== GOAL ==
In your copy, leave out the pictures; write out all the data exactly.

[Dataset entries]
---+---

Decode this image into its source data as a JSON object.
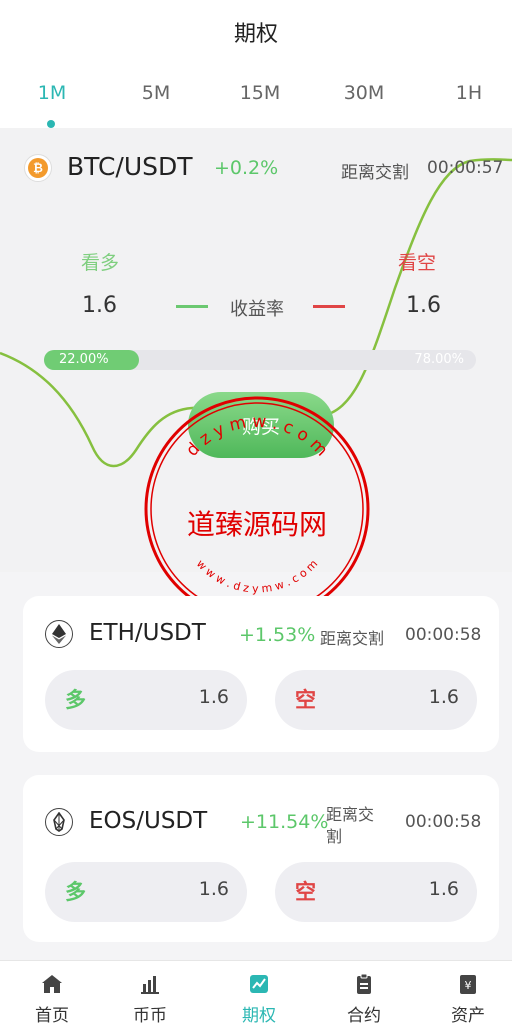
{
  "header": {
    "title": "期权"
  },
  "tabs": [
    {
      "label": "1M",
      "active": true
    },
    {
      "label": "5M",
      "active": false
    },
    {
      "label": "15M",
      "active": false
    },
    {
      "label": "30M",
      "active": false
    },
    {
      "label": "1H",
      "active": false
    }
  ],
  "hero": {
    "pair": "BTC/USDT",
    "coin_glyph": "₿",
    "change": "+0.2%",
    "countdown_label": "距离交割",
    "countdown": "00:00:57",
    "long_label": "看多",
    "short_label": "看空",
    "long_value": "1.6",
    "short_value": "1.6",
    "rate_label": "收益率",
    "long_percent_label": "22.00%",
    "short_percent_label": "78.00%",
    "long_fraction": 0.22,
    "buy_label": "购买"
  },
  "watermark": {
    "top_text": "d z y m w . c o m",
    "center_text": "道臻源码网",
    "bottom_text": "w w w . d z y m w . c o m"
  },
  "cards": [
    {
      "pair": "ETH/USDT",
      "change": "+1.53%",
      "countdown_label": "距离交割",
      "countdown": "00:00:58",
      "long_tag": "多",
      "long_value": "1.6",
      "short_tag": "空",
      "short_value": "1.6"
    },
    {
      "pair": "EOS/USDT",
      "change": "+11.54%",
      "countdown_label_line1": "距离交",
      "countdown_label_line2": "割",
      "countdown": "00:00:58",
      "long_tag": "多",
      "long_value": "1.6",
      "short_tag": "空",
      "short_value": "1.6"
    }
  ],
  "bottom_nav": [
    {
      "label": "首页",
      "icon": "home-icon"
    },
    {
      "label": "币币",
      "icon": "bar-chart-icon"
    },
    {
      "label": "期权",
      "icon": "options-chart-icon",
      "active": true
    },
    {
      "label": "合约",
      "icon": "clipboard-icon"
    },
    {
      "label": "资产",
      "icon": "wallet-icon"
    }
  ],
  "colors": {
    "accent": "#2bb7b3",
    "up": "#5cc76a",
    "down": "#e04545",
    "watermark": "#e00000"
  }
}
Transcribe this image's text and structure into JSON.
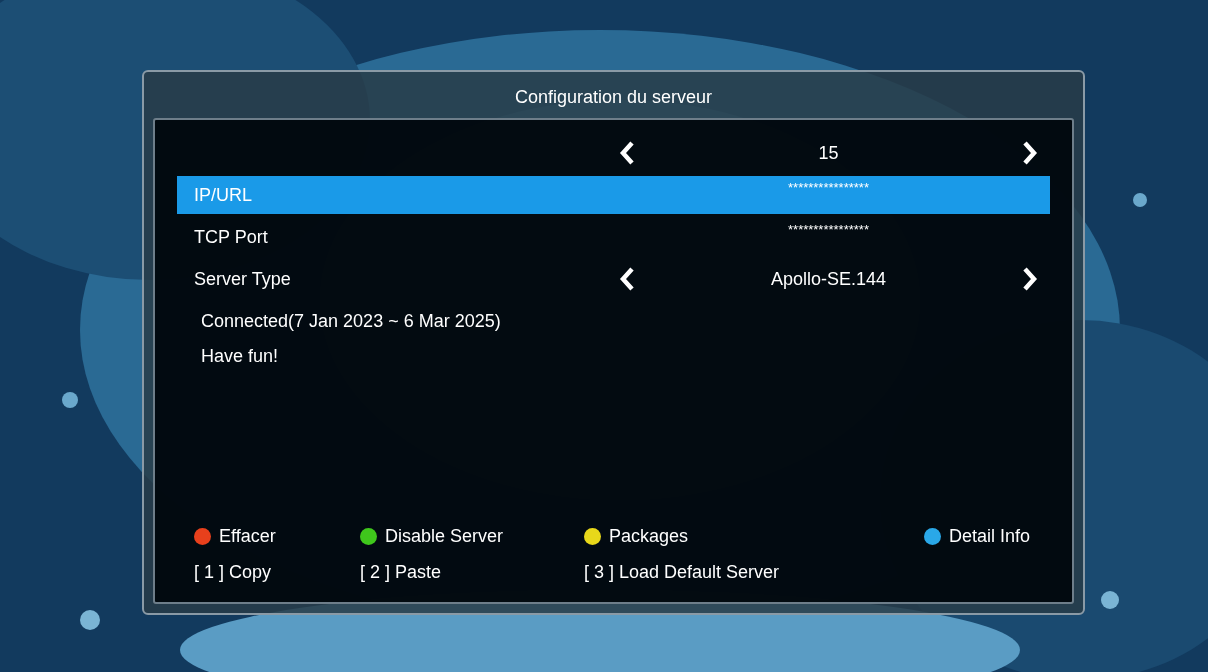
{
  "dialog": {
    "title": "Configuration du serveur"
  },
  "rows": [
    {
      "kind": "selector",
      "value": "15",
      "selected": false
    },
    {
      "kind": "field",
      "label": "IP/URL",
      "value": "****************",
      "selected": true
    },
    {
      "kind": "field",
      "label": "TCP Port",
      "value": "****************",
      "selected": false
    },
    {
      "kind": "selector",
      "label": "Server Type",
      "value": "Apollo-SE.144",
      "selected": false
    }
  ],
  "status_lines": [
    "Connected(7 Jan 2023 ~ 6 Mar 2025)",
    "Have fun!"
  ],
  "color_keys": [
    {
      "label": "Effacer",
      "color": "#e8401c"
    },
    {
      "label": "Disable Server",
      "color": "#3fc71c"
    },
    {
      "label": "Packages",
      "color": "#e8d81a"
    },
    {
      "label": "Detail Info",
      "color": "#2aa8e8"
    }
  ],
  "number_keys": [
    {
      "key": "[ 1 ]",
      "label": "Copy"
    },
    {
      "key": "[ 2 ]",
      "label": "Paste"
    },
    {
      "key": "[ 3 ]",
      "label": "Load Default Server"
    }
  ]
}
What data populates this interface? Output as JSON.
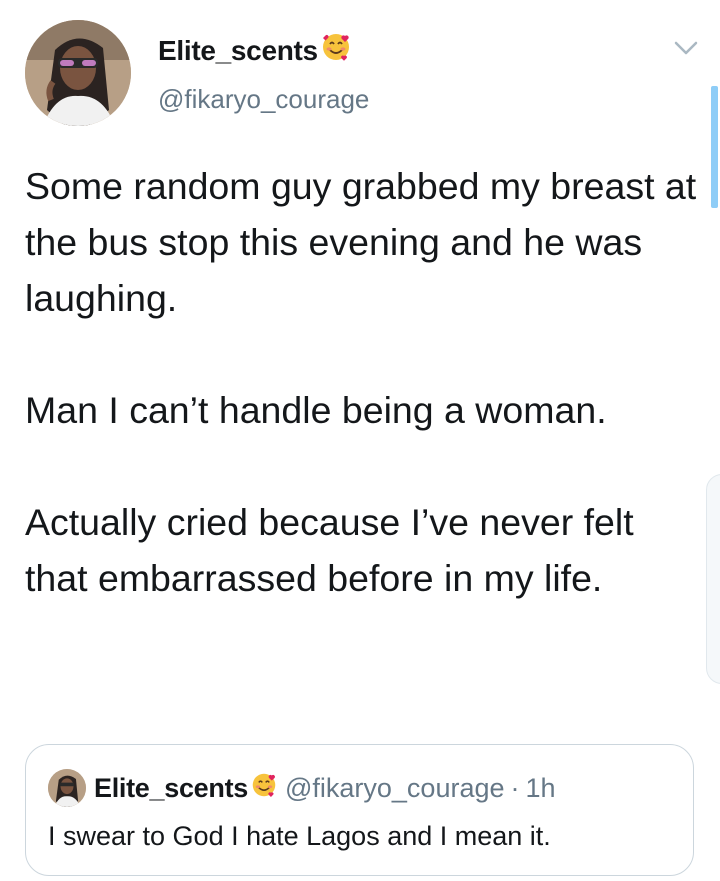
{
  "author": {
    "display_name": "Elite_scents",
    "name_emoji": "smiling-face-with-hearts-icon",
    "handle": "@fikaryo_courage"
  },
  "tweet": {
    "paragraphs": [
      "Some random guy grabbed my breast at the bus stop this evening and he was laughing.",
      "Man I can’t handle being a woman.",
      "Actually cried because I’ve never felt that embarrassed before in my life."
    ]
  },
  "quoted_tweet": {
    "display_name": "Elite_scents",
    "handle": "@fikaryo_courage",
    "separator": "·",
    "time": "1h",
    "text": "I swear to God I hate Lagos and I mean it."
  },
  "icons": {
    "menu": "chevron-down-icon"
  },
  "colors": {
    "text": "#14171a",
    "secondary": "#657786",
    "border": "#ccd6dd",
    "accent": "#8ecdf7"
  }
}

---+---

== SOLVED PROBLEM ==
Decode this image into its source data as a JSON object.
{
  "header": {
    "title": "期权"
  },
  "tabs": [
    {
      "label": "1M",
      "active": true
    },
    {
      "label": "5M",
      "active": false
    },
    {
      "label": "15M",
      "active": false
    },
    {
      "label": "30M",
      "active": false
    },
    {
      "label": "1H",
      "active": false
    }
  ],
  "hero": {
    "pair": "BTC/USDT",
    "coin_glyph": "₿",
    "change": "+0.2%",
    "countdown_label": "距离交割",
    "countdown": "00:00:57",
    "long_label": "看多",
    "short_label": "看空",
    "long_value": "1.6",
    "short_value": "1.6",
    "rate_label": "收益率",
    "long_percent_label": "22.00%",
    "short_percent_label": "78.00%",
    "long_fraction": 0.22,
    "buy_label": "购买"
  },
  "watermark": {
    "top_text": "d z y m w . c o m",
    "center_text": "道臻源码网",
    "bottom_text": "w w w . d z y m w . c o m"
  },
  "cards": [
    {
      "pair": "ETH/USDT",
      "change": "+1.53%",
      "countdown_label": "距离交割",
      "countdown": "00:00:58",
      "long_tag": "多",
      "long_value": "1.6",
      "short_tag": "空",
      "short_value": "1.6"
    },
    {
      "pair": "EOS/USDT",
      "change": "+11.54%",
      "countdown_label_line1": "距离交",
      "countdown_label_line2": "割",
      "countdown": "00:00:58",
      "long_tag": "多",
      "long_value": "1.6",
      "short_tag": "空",
      "short_value": "1.6"
    }
  ],
  "bottom_nav": [
    {
      "label": "首页",
      "icon": "home-icon"
    },
    {
      "label": "币币",
      "icon": "bar-chart-icon"
    },
    {
      "label": "期权",
      "icon": "options-chart-icon",
      "active": true
    },
    {
      "label": "合约",
      "icon": "clipboard-icon"
    },
    {
      "label": "资产",
      "icon": "wallet-icon"
    }
  ],
  "colors": {
    "accent": "#2bb7b3",
    "up": "#5cc76a",
    "down": "#e04545",
    "watermark": "#e00000"
  }
}
Transcribe this image's text and structure into JSON.
{
  "dialog": {
    "title": "Configuration du serveur"
  },
  "rows": [
    {
      "kind": "selector",
      "value": "15",
      "selected": false
    },
    {
      "kind": "field",
      "label": "IP/URL",
      "value": "****************",
      "selected": true
    },
    {
      "kind": "field",
      "label": "TCP Port",
      "value": "****************",
      "selected": false
    },
    {
      "kind": "selector",
      "label": "Server Type",
      "value": "Apollo-SE.144",
      "selected": false
    }
  ],
  "status_lines": [
    "Connected(7 Jan 2023 ~ 6 Mar 2025)",
    "Have fun!"
  ],
  "color_keys": [
    {
      "label": "Effacer",
      "color": "#e8401c"
    },
    {
      "label": "Disable Server",
      "color": "#3fc71c"
    },
    {
      "label": "Packages",
      "color": "#e8d81a"
    },
    {
      "label": "Detail Info",
      "color": "#2aa8e8"
    }
  ],
  "number_keys": [
    {
      "key": "[ 1 ]",
      "label": "Copy"
    },
    {
      "key": "[ 2 ]",
      "label": "Paste"
    },
    {
      "key": "[ 3 ]",
      "label": "Load Default Server"
    }
  ]
}
What data populates this interface? Output as JSON.
{
  "author": {
    "display_name": "Elite_scents",
    "name_emoji": "smiling-face-with-hearts-icon",
    "handle": "@fikaryo_courage"
  },
  "tweet": {
    "paragraphs": [
      "Some random guy grabbed my breast at the bus stop this evening and he was laughing.",
      "Man I can’t handle being a woman.",
      "Actually cried because I’ve never felt that embarrassed before in my life."
    ]
  },
  "quoted_tweet": {
    "display_name": "Elite_scents",
    "handle": "@fikaryo_courage",
    "separator": "·",
    "time": "1h",
    "text": "I swear to God I hate Lagos and I mean it."
  },
  "icons": {
    "menu": "chevron-down-icon"
  },
  "colors": {
    "text": "#14171a",
    "secondary": "#657786",
    "border": "#ccd6dd",
    "accent": "#8ecdf7"
  }
}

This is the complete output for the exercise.